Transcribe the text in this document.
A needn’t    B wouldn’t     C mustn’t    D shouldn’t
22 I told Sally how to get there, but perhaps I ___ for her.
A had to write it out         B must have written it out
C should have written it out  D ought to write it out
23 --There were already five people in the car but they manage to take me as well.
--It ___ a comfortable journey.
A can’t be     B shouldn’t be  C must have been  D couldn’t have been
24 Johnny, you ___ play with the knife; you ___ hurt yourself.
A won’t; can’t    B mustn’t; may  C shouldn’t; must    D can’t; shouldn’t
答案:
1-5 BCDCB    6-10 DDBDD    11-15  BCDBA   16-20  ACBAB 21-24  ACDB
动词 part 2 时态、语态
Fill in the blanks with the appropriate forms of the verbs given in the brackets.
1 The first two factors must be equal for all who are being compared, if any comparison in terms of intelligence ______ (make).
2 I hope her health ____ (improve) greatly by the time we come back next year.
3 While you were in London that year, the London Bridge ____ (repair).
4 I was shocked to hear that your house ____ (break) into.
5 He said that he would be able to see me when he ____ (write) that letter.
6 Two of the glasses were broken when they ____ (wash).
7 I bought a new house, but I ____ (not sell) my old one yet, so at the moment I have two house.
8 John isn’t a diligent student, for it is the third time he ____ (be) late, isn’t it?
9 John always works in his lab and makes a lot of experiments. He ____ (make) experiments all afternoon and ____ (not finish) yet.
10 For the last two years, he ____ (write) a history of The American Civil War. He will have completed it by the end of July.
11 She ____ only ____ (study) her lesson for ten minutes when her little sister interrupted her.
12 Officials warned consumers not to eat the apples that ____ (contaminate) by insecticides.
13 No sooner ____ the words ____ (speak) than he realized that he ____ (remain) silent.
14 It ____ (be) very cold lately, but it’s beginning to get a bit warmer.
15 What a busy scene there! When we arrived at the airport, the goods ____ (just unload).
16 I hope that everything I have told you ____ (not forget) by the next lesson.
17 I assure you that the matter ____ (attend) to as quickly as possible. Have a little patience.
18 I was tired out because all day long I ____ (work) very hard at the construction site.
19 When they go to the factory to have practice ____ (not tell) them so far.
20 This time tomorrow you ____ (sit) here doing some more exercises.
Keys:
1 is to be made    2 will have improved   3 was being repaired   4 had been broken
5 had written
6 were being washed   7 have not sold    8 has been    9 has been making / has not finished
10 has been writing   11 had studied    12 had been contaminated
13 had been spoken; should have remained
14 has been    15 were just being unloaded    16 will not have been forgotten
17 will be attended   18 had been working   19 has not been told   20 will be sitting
========
→ **WORK INSTRUCTIONS**
Each line of the material should be echoed exactly.

→ **COMPLETE OUTPUT**
Transcribe the text in this document.
A needn’t    B wouldn’t     C mustn’t    D shouldn’t
22 I told Sally how to get there, but perhaps I ___ for her.
A had to write it out         B must have written it out
C should have written it out  D ought to write it out
23 --There were already five people in the car but they manage to take me as well.
--It ___ a comfortable journey.
A can’t be     B shouldn’t be  C must have been  D couldn’t have been
24 Johnny, you ___ play with the knife; you ___ hurt yourself.
A won’t; can’t    B mustn’t; may  C shouldn’t; must    D can’t; shouldn’t
答案:
1-5 BCDCB    6-10 DDBDD    11-15  BCDBA   16-20  ACBAB 21-24  ACDB
动词 part 2 时态、语态
Fill in the blanks with the appropriate forms of the verbs given in the brackets.
1 The first two factors must be equal for all who are being compared, if any comparison in terms of intelligence ______ (make).
2 I hope her health ____ (improve) greatly by the time we come back next year.
3 While you were in London that year, the London Bridge ____ (repair).
4 I was shocked to hear that your house ____ (break) into.
5 He said that he would be able to see me when he ____ (write) that letter.
6 Two of the glasses were broken when they ____ (wash).
7 I bought a new house, but I ____ (not sell) my old one yet, so at the moment I have two house.
8 John isn’t a diligent student, for it is the third time he ____ (be) late, isn’t it?
9 John always works in his lab and makes a lot of experiments. He ____ (make) experiments all afternoon and ____ (not finish) yet.
10 For the last two years, he ____ (write) a history of The American Civil War. He will have completed it by the end of July.
11 She ____ only ____ (study) her lesson for ten minutes when her little sister interrupted her.
12 Officials warned consumers not to eat the apples that ____ (contaminate) by insecticides.
13 No sooner ____ the words ____ (speak) than he realized that he ____ (remain) silent.
14 It ____ (be) very cold lately, but it’s beginning to get a bit warmer.
15 What a busy scene there! When we arrived at the airport, the goods ____ (just unload).
16 I hope that everything I have told you ____ (not forget) by the next lesson.
17 I assure you that the matter ____ (attend) to as quickly as possible. Have a little patience.
18 I was tired out because all day long I ____ (work) very hard at the construction site.
19 When they go to the factory to have practice ____ (not tell) them so far.
20 This time tomorrow you ____ (sit) here doing some more exercises.
Keys:
1 is to be made    2 will have improved   3 was being repaired   4 had been broken
5 had written
6 were being washed   7 have not sold    8 has been    9 has been making / has not finished
10 has been writing   11 had studied    12 had been contaminated
13 had been spoken; should have remained
14 has been    15 were just being unloaded    16 will not have been forgotten
17 will be attended   18 had been working   19 has not been told   20 will be sitting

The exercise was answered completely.